Scan the data below. Pull out each line where "REFLECTED" occurs.
----
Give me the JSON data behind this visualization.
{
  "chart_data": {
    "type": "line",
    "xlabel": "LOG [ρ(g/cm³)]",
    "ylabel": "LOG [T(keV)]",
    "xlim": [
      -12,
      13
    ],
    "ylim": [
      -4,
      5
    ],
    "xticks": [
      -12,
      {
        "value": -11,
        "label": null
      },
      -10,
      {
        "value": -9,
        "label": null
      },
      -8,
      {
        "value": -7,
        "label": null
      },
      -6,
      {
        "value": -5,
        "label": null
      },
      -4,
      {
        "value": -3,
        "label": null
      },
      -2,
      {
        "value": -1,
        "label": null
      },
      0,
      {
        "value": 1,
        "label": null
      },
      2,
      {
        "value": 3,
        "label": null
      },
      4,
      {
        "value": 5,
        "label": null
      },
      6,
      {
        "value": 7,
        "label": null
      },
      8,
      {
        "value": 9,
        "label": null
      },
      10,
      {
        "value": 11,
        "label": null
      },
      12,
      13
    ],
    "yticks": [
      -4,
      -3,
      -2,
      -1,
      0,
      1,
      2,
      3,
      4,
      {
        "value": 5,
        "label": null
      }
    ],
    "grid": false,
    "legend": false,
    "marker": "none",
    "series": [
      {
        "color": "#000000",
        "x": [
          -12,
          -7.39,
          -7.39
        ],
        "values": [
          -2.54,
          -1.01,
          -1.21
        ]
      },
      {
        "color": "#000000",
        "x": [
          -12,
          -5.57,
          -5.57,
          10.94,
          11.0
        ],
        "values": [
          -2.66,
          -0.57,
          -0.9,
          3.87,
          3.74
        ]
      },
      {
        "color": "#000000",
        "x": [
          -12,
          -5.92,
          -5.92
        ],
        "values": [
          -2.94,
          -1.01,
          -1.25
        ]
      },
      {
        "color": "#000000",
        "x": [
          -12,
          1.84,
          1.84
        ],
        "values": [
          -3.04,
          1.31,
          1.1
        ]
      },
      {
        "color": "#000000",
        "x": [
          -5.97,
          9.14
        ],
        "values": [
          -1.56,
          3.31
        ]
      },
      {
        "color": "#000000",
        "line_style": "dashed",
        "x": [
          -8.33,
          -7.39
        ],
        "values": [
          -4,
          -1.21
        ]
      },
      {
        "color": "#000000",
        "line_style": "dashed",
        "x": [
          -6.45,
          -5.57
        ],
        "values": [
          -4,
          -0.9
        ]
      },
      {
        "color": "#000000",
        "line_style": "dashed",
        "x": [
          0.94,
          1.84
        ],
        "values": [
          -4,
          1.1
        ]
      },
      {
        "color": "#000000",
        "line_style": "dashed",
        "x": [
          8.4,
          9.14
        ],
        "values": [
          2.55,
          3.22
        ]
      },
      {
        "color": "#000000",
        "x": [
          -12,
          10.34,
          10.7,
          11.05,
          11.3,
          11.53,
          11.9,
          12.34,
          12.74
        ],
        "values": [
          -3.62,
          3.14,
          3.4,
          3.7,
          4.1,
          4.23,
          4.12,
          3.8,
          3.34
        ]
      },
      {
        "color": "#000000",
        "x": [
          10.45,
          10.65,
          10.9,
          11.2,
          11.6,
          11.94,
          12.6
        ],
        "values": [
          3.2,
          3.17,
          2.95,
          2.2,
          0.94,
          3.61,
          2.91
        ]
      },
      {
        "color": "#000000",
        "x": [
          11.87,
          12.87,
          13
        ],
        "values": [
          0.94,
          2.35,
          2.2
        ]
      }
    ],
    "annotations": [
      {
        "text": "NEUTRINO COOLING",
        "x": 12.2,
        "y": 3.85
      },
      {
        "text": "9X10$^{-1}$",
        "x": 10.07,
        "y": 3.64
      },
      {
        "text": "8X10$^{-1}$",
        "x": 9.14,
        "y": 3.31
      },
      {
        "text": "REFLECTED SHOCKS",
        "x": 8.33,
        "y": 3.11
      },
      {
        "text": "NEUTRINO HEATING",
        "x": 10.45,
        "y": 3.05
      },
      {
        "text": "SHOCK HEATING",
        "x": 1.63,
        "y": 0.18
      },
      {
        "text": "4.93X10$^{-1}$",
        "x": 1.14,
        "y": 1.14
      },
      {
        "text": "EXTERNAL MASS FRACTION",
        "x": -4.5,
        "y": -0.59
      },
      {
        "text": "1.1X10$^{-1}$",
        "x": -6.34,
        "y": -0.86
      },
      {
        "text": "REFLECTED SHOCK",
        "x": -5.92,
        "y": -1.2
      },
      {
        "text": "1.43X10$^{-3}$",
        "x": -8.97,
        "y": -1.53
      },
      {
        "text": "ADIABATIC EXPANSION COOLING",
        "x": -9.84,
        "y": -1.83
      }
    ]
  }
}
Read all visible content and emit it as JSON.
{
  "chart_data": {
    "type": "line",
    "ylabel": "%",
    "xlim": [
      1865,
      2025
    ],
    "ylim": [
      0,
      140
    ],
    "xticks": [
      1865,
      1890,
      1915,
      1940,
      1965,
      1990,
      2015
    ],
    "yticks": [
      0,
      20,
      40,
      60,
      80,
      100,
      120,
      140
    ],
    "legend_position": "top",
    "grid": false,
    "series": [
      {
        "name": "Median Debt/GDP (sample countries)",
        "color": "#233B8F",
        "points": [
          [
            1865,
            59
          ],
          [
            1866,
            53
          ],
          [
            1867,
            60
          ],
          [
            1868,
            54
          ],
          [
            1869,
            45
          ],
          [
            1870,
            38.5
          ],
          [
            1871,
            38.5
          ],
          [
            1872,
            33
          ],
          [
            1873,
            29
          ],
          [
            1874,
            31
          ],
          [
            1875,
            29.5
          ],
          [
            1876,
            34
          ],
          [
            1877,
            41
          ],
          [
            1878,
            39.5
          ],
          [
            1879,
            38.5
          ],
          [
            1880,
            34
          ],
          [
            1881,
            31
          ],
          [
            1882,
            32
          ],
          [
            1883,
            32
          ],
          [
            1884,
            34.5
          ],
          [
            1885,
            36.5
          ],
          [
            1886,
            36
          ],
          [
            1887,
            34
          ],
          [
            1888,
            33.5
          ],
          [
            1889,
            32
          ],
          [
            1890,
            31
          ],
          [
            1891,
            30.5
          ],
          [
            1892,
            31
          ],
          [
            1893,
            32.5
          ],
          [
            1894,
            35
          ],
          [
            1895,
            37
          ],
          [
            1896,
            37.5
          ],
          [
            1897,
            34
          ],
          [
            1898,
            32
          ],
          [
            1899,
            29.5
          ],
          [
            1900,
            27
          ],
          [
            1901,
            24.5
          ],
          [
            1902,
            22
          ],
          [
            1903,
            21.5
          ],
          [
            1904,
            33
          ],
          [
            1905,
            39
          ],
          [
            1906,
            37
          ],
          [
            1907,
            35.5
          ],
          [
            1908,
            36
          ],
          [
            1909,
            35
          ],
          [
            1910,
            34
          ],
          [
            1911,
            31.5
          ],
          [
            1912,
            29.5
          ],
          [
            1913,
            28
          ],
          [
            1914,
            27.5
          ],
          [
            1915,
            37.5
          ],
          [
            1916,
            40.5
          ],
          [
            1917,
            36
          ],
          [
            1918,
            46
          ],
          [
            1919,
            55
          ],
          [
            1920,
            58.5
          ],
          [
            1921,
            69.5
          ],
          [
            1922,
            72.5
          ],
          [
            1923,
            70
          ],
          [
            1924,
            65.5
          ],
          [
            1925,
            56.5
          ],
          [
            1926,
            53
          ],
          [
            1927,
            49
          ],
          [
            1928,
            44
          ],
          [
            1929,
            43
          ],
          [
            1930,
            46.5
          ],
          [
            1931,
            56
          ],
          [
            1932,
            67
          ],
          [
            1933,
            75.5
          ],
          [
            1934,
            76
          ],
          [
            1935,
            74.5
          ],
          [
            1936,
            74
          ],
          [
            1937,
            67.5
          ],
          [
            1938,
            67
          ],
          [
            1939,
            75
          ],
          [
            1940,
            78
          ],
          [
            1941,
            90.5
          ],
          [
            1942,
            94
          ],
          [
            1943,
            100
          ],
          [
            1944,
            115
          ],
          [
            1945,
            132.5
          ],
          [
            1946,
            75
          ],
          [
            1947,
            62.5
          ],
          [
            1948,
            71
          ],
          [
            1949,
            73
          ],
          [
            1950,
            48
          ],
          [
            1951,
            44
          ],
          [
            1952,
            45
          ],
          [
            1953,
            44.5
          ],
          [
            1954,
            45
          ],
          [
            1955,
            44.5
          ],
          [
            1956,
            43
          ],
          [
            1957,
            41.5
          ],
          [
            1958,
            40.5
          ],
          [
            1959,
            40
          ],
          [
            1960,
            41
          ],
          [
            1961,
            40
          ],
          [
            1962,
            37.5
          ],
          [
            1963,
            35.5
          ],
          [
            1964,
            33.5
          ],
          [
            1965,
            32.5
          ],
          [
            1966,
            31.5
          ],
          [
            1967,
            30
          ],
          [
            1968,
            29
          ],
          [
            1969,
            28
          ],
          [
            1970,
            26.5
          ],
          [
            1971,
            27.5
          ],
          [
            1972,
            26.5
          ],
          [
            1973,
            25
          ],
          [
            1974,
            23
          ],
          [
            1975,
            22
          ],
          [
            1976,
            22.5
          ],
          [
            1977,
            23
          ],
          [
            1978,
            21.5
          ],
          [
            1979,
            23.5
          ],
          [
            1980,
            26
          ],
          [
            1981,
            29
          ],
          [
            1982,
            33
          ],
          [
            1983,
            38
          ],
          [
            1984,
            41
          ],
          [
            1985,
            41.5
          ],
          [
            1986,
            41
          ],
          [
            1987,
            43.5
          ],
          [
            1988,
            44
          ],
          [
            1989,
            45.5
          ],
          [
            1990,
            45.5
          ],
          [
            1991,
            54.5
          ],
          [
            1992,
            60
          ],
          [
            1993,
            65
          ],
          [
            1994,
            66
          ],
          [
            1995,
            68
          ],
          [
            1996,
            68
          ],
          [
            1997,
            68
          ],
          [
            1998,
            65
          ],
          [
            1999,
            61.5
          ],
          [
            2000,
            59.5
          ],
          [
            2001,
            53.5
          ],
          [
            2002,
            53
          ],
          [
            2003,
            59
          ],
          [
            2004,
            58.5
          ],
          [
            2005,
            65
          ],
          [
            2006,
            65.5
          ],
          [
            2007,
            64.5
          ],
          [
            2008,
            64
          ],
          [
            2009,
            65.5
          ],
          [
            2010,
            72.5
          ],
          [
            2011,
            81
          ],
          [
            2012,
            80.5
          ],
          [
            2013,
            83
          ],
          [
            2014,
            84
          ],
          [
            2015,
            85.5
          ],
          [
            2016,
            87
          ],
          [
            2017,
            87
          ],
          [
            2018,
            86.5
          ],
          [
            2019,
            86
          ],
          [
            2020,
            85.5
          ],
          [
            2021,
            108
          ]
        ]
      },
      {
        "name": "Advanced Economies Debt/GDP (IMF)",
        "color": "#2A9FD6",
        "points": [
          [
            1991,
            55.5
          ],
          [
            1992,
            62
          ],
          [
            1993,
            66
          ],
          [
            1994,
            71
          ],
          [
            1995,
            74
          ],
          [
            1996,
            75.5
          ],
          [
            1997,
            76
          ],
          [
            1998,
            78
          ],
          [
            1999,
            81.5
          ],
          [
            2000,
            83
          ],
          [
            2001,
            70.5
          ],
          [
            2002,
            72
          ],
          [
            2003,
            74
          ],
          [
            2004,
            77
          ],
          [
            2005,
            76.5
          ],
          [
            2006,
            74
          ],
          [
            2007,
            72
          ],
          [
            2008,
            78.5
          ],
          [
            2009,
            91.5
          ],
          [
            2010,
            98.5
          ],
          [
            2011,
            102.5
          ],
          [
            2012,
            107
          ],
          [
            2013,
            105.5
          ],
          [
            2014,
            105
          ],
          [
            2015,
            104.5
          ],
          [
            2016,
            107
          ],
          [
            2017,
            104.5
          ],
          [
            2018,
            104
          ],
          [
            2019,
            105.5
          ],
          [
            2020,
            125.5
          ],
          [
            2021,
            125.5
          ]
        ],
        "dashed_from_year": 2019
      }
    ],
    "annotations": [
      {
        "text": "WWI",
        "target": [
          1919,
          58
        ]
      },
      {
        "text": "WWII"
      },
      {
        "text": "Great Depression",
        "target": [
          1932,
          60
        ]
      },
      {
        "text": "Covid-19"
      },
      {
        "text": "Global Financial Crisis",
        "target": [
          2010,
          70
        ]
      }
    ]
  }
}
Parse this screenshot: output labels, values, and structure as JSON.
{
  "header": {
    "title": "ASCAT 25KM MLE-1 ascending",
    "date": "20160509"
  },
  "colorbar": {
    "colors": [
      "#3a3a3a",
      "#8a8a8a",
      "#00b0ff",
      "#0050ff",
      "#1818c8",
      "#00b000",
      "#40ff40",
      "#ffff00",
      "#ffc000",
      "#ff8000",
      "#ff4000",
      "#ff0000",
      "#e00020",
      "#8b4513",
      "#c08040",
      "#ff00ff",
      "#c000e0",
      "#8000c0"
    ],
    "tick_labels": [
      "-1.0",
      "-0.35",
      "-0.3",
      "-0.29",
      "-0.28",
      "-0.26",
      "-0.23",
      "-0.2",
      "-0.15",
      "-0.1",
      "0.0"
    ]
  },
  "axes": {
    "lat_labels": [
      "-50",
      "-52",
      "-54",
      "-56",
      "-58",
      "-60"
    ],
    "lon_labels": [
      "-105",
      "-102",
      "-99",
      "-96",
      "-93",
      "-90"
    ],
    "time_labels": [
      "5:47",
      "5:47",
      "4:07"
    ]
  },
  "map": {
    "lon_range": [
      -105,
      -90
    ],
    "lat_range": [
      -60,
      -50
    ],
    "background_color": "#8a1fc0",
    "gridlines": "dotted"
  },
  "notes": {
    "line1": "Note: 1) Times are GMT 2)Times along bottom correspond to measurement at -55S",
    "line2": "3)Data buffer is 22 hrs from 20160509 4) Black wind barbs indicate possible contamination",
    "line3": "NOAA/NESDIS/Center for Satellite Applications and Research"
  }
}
----
WRITTEN SOLUTION:
        "text": "REFLECTED SHOCKS",
        "text": "REFLECTED SHOCK",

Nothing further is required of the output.